● AUFGABE
Tausche im Text über Gabriel "Ende September" gegen "Anfang Oktober" aus und gib den Abschnitt wieder, der bei den Worten "Er selbst sagte" beginnt und nach "ungewissen Zeiten sinniert." endet.

● VORLIEGENDER TEXT
○ ○ ○
67 Prozent wünschten sich damals sogar, er würde Außenminister bleiben. Die Wähler beschrieben ihn mehrheitlich mit den Begriffen "schlagfertig", "kompetent", "sympathisch" und "hat Visionen für die Zukunft".

Wer im Juli 2017 die Wähler fragte‚ welche Politiker künftig eine wichtige Rolle spielen sollten, erhielt Gabriels Name als vierthäufigste Antwort - seiner Zeit war er der beliebteste SPD-Politiker.

Heute: Zu den Top 10 zählen aus der SPD nur noch Olaf Scholz, Heiko Maas und Andrea Nahles. Der Ex-SPD-Chef steht nicht mehr in der ersten Reihe.

"Habe keinen Arbeitsmangel"

So ganz möchte er das Leben als Politik-Pensionär aber wohl noch nicht annehmen. Bei seinem Auftritt in der Talkshow "Anne Will" Mitte des Monats wirkte er ausgesprochen souverän, abgeklärt und frisch.

Von der "WAZ" wurde sein Auftritt gar als "Solo-Show" bezeichnet. Auch bei Markus Lanz saß er wenige Wochen zuvor braungebrannt und mit aufgeknöpftem Hemd. Sein neues Leben als "einfacher Abgeordneter" scheint ihm gutzutun.

Für Aufsehen hatte Gabriel zuletzt mit einer Äußerung gegenüber dem "Hamburger Abendblatt" gesorgt. Zum Rückzug in die hinteren Reihen der Politik zitierte Gabriel seine Tochter mit einer spitzbübischen Anspielung auf Martin Schulz: "Du musst nicht traurig sein, Papa, jetzt hast Du doch mehr Zeit mit uns. Das ist doch besser als mit dem Mann mit den Haaren im Gesicht."

Er selbst sagte der "Berliner Morgenpost": "Ich habe genug um die Ohren und bin ja auch Bundestagsabgeordneter. Es ist nicht so, dass ich Arbeitsmangel habe."

Und auch bei Twitter zeigt Gabriel sich immer noch vielbeschäftigt und kämpferisch: "In den nächsten Wochen und Monaten werde ich in ganz Deutschland unterwegs sein. #Wahlkampf #SPD", schreibt der einstige Vize-Kanzler und Bundesminister.

Außerdem: Ende September hat Gabriel sein Buch "Zeitenwende in der Weltpolitik" herausgebracht, in dem er über mehr Verantwortung in ungewissen Zeiten sinniert.

Auf seiner Website kündigt er dazu an: "Um mit möglichst vielen von Euch über die weltpolitische Lage und den deutschen Kurs in der Außenpolitik zu diskutieren, werde ich in den kommenden Wochen mein Buch in der ganzen Bundesrepublik vorstellen."

Dass er sich nicht mehr in die Politik einmischt, lässt sich derweil bei bestem Willen nicht behaupten. Als "Nahles' Quälgeist" bezeichnete ihn jüngst die "Süddeutsche Zeitung" und schrieb: "Er stiehlt ihr die Show, er ist anderer Meinung, er weiß es besser."
○ ○ ○
● BEREITGESTELLTE ANGABEN
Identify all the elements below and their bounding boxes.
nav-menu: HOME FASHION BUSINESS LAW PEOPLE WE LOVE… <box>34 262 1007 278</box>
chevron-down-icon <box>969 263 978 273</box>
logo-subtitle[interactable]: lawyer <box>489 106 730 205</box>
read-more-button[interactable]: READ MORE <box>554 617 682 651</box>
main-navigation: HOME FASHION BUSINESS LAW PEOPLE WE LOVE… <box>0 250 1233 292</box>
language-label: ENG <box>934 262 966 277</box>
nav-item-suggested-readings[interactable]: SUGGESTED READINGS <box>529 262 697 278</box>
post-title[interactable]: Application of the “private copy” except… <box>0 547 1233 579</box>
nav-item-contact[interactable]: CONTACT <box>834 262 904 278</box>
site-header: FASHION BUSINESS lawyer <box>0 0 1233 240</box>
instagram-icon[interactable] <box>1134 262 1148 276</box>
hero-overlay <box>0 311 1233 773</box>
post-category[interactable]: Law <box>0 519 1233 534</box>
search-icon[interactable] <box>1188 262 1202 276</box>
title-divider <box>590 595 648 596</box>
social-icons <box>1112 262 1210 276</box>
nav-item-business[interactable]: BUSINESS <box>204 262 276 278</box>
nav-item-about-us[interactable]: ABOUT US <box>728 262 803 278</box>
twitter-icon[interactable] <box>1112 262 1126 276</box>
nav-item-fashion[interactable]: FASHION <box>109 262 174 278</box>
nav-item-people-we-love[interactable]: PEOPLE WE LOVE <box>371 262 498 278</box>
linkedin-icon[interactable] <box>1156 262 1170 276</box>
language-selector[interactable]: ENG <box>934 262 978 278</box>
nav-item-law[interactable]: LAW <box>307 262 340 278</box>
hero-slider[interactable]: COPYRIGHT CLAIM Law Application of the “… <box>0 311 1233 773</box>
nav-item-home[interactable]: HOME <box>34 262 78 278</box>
○ ○ ○
● LÖSUNG DER AUFGABE
Er selbst sagte der "Berliner Morgenpost": "Ich habe genug um die Ohren und bin ja auch Bundestagsabgeordneter. Es ist nicht so, dass ich Arbeitsmangel habe."

Und auch bei Twitter zeigt Gabriel sich immer noch vielbeschäftigt und kämpferisch: "In den nächsten Wochen und Monaten werde ich in ganz Deutschland unterwegs sein. #Wahlkampf #SPD", schreibt der einstige Vize-Kanzler und Bundesminister.

Außerdem: Anfang Oktober hat Gabriel sein Buch "Zeitenwende in der Weltpolitik" herausgebracht, in dem er über mehr Verantwortung in ungewissen Zeiten sinniert.